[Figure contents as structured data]
------------------------------------

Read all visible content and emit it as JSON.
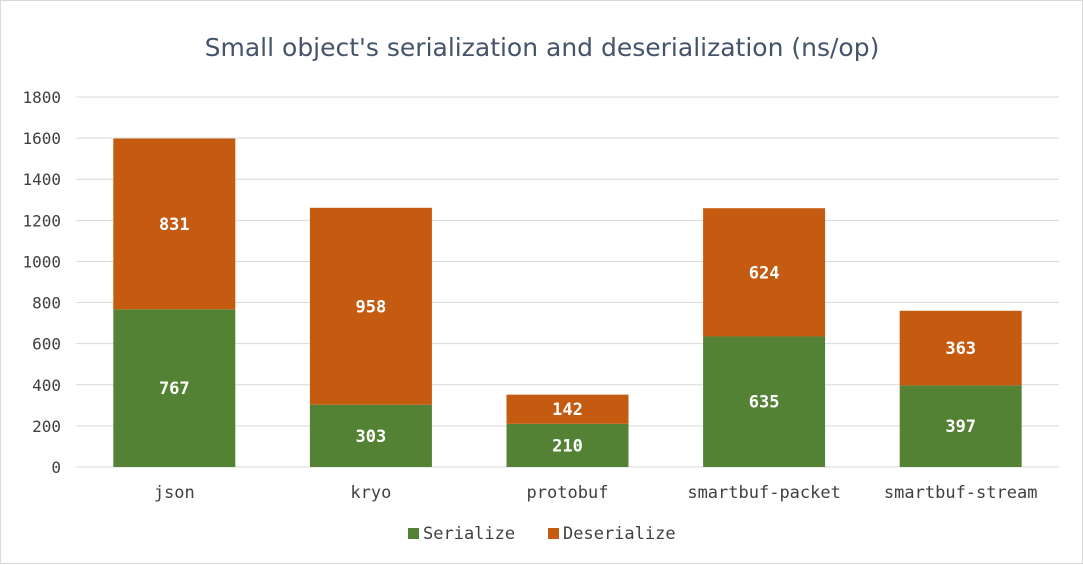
{
  "chart_data": {
    "type": "bar",
    "stacked": true,
    "title": "Small object's serialization and deserialization (ns/op)",
    "categories": [
      "json",
      "kryo",
      "protobuf",
      "smartbuf-packet",
      "smartbuf-stream"
    ],
    "series": [
      {
        "name": "Serialize",
        "color": "#548235",
        "values": [
          767,
          303,
          210,
          635,
          397
        ]
      },
      {
        "name": "Deserialize",
        "color": "#c55a11",
        "values": [
          831,
          958,
          142,
          624,
          363
        ]
      }
    ],
    "yticks": [
      "0",
      "200",
      "400",
      "600",
      "800",
      "1000",
      "1200",
      "1400",
      "1600",
      "1800"
    ],
    "ylim": [
      0,
      1800
    ],
    "grid": true,
    "legend_position": "bottom",
    "gridline_color": "#d9d9d9"
  }
}
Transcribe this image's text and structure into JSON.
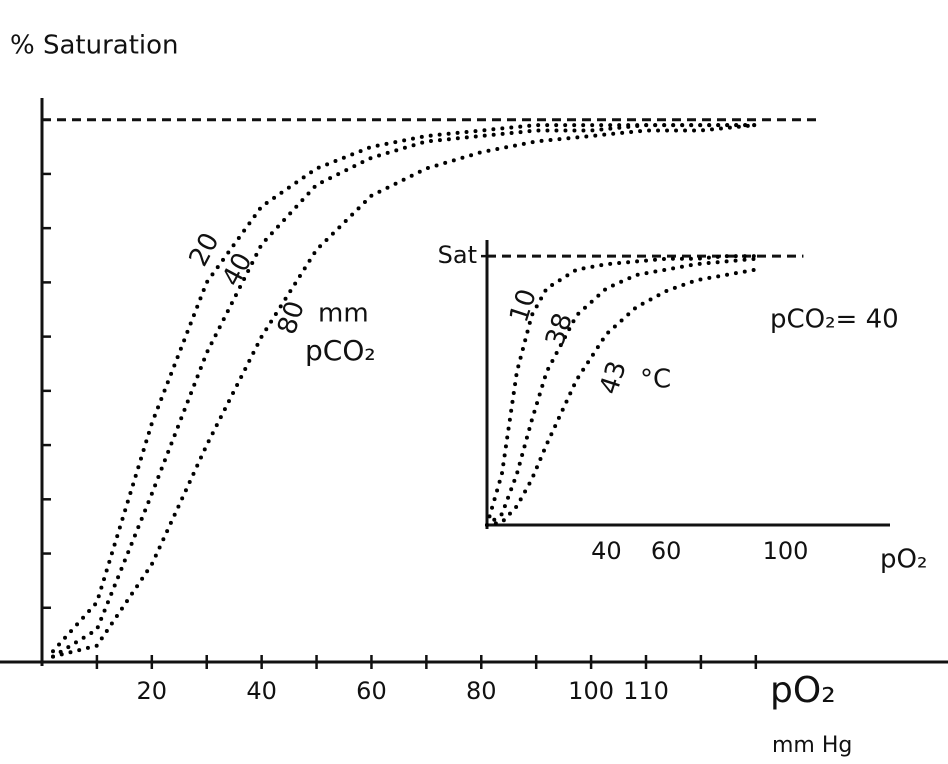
{
  "chart_data": [
    {
      "type": "line",
      "title": "% Saturation",
      "x_label": "pO₂",
      "x_unit": "mm Hg",
      "x": [
        2,
        10,
        20,
        30,
        40,
        50,
        60,
        70,
        80,
        90,
        100,
        110,
        120,
        130
      ],
      "series": [
        {
          "name": "20",
          "color": "#000000",
          "values": [
            2,
            11,
            44,
            70,
            84,
            91,
            95,
            97,
            98,
            99,
            99,
            99,
            99,
            99
          ]
        },
        {
          "name": "40",
          "color": "#000000",
          "values": [
            1,
            6,
            31,
            57,
            77,
            88,
            93,
            96,
            97,
            98,
            98,
            99,
            99,
            99
          ]
        },
        {
          "name": "80",
          "color": "#000000",
          "values": [
            1,
            3,
            18,
            40,
            60,
            76,
            86,
            91,
            94,
            96,
            97,
            98,
            98,
            99
          ]
        }
      ],
      "annotations": [
        "mm",
        "pCO₂"
      ],
      "xlim": [
        0,
        165
      ],
      "ylim": [
        0,
        104
      ],
      "xticks": [
        20,
        40,
        60,
        80,
        100,
        110
      ],
      "xminorticks": [
        10,
        30,
        50,
        70,
        90,
        120,
        130
      ],
      "yticks": [],
      "yminorticks": [
        10,
        20,
        30,
        40,
        50,
        60,
        70,
        80,
        90
      ],
      "hline": {
        "y": 100,
        "xlim": [
          0,
          142
        ]
      }
    },
    {
      "type": "line",
      "x_label": "pO₂",
      "x": [
        0,
        5,
        10,
        15,
        20,
        30,
        40,
        50,
        60,
        70,
        80,
        90
      ],
      "series": [
        {
          "name": "10",
          "color": "#000000",
          "values": [
            0,
            19,
            57,
            78,
            88,
            95,
            97,
            98,
            99,
            99,
            100,
            100
          ]
        },
        {
          "name": "38",
          "color": "#000000",
          "values": [
            0,
            4,
            19,
            39,
            57,
            78,
            88,
            93,
            95,
            97,
            98,
            99
          ]
        },
        {
          "name": "43",
          "color": "#000000",
          "values": [
            0,
            1,
            7,
            17,
            30,
            54,
            71,
            81,
            87,
            91,
            93,
            95
          ]
        }
      ],
      "annotations": [
        "°C",
        "pCO₂= 40"
      ],
      "xlim": [
        0,
        135
      ],
      "ylim": [
        0,
        106
      ],
      "xticks": [
        40,
        60,
        100
      ],
      "xminorticks": [],
      "yticks": [
        {
          "value": 100,
          "label": "Sat"
        }
      ],
      "yminorticks": [],
      "hline": {
        "y": 100,
        "xlim": [
          0,
          106
        ]
      }
    }
  ]
}
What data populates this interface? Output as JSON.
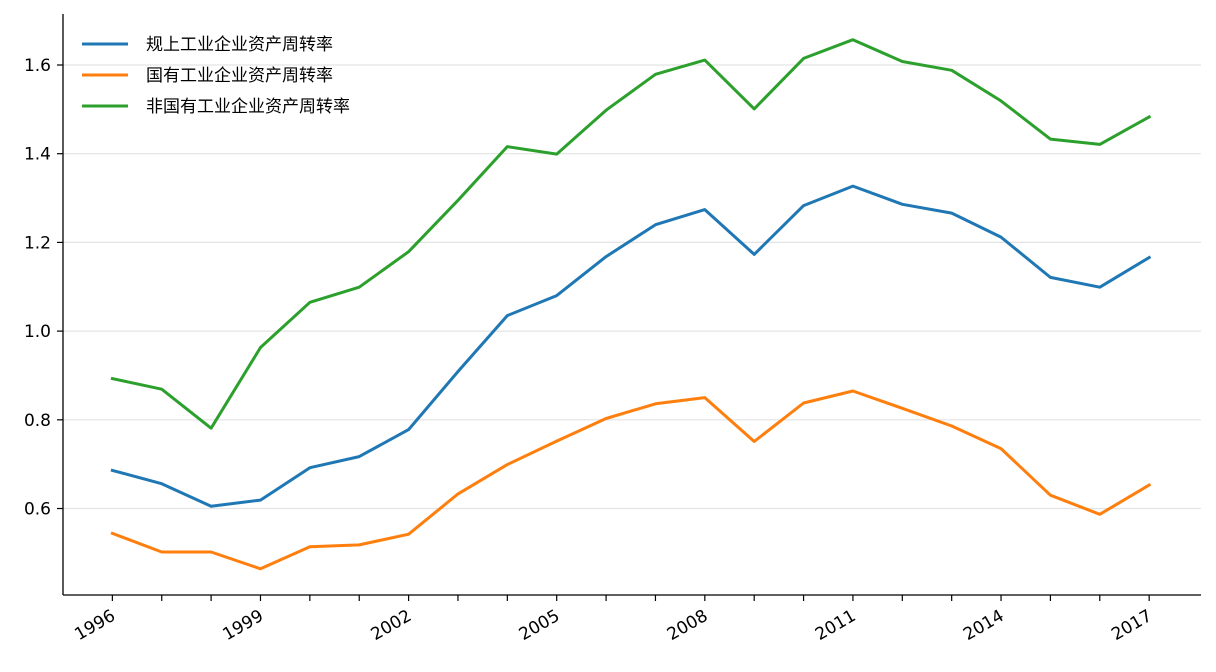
{
  "chart_data": {
    "type": "line",
    "title": "",
    "xlabel": "",
    "ylabel": "",
    "x": [
      1996,
      1997,
      1998,
      1999,
      2000,
      2001,
      2002,
      2003,
      2004,
      2005,
      2006,
      2007,
      2008,
      2009,
      2010,
      2011,
      2012,
      2013,
      2014,
      2015,
      2016,
      2017
    ],
    "x_tick_labels": [
      "1996",
      "1999",
      "2002",
      "2005",
      "2008",
      "2011",
      "2014",
      "2017"
    ],
    "y_tick_labels": [
      "0.6",
      "0.8",
      "1.0",
      "1.2",
      "1.4",
      "1.6"
    ],
    "ylim": [
      0.405,
      1.715
    ],
    "xlim": [
      1995,
      2018.05
    ],
    "grid": "horizontal",
    "legend_position": "top-left",
    "series": [
      {
        "name": "规上工业企业资产周转率",
        "color": "#1f77b4",
        "values": [
          0.686,
          0.656,
          0.605,
          0.619,
          0.692,
          0.717,
          0.778,
          0.909,
          1.035,
          1.08,
          1.168,
          1.24,
          1.274,
          1.173,
          1.283,
          1.327,
          1.286,
          1.266,
          1.212,
          1.121,
          1.099,
          1.166
        ]
      },
      {
        "name": "国有工业企业资产周转率",
        "color": "#ff7f0e",
        "values": [
          0.544,
          0.502,
          0.502,
          0.464,
          0.514,
          0.518,
          0.542,
          0.633,
          0.699,
          0.752,
          0.803,
          0.836,
          0.85,
          0.751,
          0.838,
          0.865,
          0.826,
          0.786,
          0.735,
          0.63,
          0.587,
          0.653
        ]
      },
      {
        "name": "非国有工业企业资产周转率",
        "color": "#2ca02c",
        "values": [
          0.893,
          0.869,
          0.781,
          0.963,
          1.065,
          1.099,
          1.179,
          1.295,
          1.416,
          1.399,
          1.498,
          1.579,
          1.611,
          1.501,
          1.615,
          1.657,
          1.608,
          1.588,
          1.519,
          1.433,
          1.421,
          1.483
        ]
      }
    ]
  }
}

------------------------------------

EXERCISE BRIEF =
Copy the material above exactly and drop the pictures.

THE ANSWER =
Read all visible content and emit it as JSON.
{
  "chart_data": {
    "type": "bar",
    "stacked": true,
    "title": "Small object's serialization and deserialization (ns/op)",
    "categories": [
      "json",
      "kryo",
      "protobuf",
      "smartbuf-packet",
      "smartbuf-stream"
    ],
    "series": [
      {
        "name": "Serialize",
        "color": "#548235",
        "values": [
          767,
          303,
          210,
          635,
          397
        ]
      },
      {
        "name": "Deserialize",
        "color": "#c55a11",
        "values": [
          831,
          958,
          142,
          624,
          363
        ]
      }
    ],
    "yticks": [
      "0",
      "200",
      "400",
      "600",
      "800",
      "1000",
      "1200",
      "1400",
      "1600",
      "1800"
    ],
    "ylim": [
      0,
      1800
    ],
    "grid": true,
    "legend_position": "bottom",
    "gridline_color": "#d9d9d9"
  }
}
Transcribe this image's text and structure into JSON.
{
  "chart_data": [
    {
      "type": "line",
      "title": "% Saturation",
      "x_label": "pO₂",
      "x_unit": "mm Hg",
      "x": [
        2,
        10,
        20,
        30,
        40,
        50,
        60,
        70,
        80,
        90,
        100,
        110,
        120,
        130
      ],
      "series": [
        {
          "name": "20",
          "color": "#000000",
          "values": [
            2,
            11,
            44,
            70,
            84,
            91,
            95,
            97,
            98,
            99,
            99,
            99,
            99,
            99
          ]
        },
        {
          "name": "40",
          "color": "#000000",
          "values": [
            1,
            6,
            31,
            57,
            77,
            88,
            93,
            96,
            97,
            98,
            98,
            99,
            99,
            99
          ]
        },
        {
          "name": "80",
          "color": "#000000",
          "values": [
            1,
            3,
            18,
            40,
            60,
            76,
            86,
            91,
            94,
            96,
            97,
            98,
            98,
            99
          ]
        }
      ],
      "annotations": [
        "mm",
        "pCO₂"
      ],
      "xlim": [
        0,
        165
      ],
      "ylim": [
        0,
        104
      ],
      "xticks": [
        20,
        40,
        60,
        80,
        100,
        110
      ],
      "xminorticks": [
        10,
        30,
        50,
        70,
        90,
        120,
        130
      ],
      "yticks": [],
      "yminorticks": [
        10,
        20,
        30,
        40,
        50,
        60,
        70,
        80,
        90
      ],
      "hline": {
        "y": 100,
        "xlim": [
          0,
          142
        ]
      }
    },
    {
      "type": "line",
      "x_label": "pO₂",
      "x": [
        0,
        5,
        10,
        15,
        20,
        30,
        40,
        50,
        60,
        70,
        80,
        90
      ],
      "series": [
        {
          "name": "10",
          "color": "#000000",
          "values": [
            0,
            19,
            57,
            78,
            88,
            95,
            97,
            98,
            99,
            99,
            100,
            100
          ]
        },
        {
          "name": "38",
          "color": "#000000",
          "values": [
            0,
            4,
            19,
            39,
            57,
            78,
            88,
            93,
            95,
            97,
            98,
            99
          ]
        },
        {
          "name": "43",
          "color": "#000000",
          "values": [
            0,
            1,
            7,
            17,
            30,
            54,
            71,
            81,
            87,
            91,
            93,
            95
          ]
        }
      ],
      "annotations": [
        "°C",
        "pCO₂= 40"
      ],
      "xlim": [
        0,
        135
      ],
      "ylim": [
        0,
        106
      ],
      "xticks": [
        40,
        60,
        100
      ],
      "xminorticks": [],
      "yticks": [
        {
          "value": 100,
          "label": "Sat"
        }
      ],
      "yminorticks": [],
      "hline": {
        "y": 100,
        "xlim": [
          0,
          106
        ]
      }
    }
  ]
}
What data populates this interface? Output as JSON.
{
  "chart_data": {
    "type": "line",
    "title": "",
    "xlabel": "",
    "ylabel": "",
    "x": [
      1996,
      1997,
      1998,
      1999,
      2000,
      2001,
      2002,
      2003,
      2004,
      2005,
      2006,
      2007,
      2008,
      2009,
      2010,
      2011,
      2012,
      2013,
      2014,
      2015,
      2016,
      2017
    ],
    "x_tick_labels": [
      "1996",
      "1999",
      "2002",
      "2005",
      "2008",
      "2011",
      "2014",
      "2017"
    ],
    "y_tick_labels": [
      "0.6",
      "0.8",
      "1.0",
      "1.2",
      "1.4",
      "1.6"
    ],
    "ylim": [
      0.405,
      1.715
    ],
    "xlim": [
      1995,
      2018.05
    ],
    "grid": "horizontal",
    "legend_position": "top-left",
    "series": [
      {
        "name": "规上工业企业资产周转率",
        "color": "#1f77b4",
        "values": [
          0.686,
          0.656,
          0.605,
          0.619,
          0.692,
          0.717,
          0.778,
          0.909,
          1.035,
          1.08,
          1.168,
          1.24,
          1.274,
          1.173,
          1.283,
          1.327,
          1.286,
          1.266,
          1.212,
          1.121,
          1.099,
          1.166
        ]
      },
      {
        "name": "国有工业企业资产周转率",
        "color": "#ff7f0e",
        "values": [
          0.544,
          0.502,
          0.502,
          0.464,
          0.514,
          0.518,
          0.542,
          0.633,
          0.699,
          0.752,
          0.803,
          0.836,
          0.85,
          0.751,
          0.838,
          0.865,
          0.826,
          0.786,
          0.735,
          0.63,
          0.587,
          0.653
        ]
      },
      {
        "name": "非国有工业企业资产周转率",
        "color": "#2ca02c",
        "values": [
          0.893,
          0.869,
          0.781,
          0.963,
          1.065,
          1.099,
          1.179,
          1.295,
          1.416,
          1.399,
          1.498,
          1.579,
          1.611,
          1.501,
          1.615,
          1.657,
          1.608,
          1.588,
          1.519,
          1.433,
          1.421,
          1.483
        ]
      }
    ]
  }
}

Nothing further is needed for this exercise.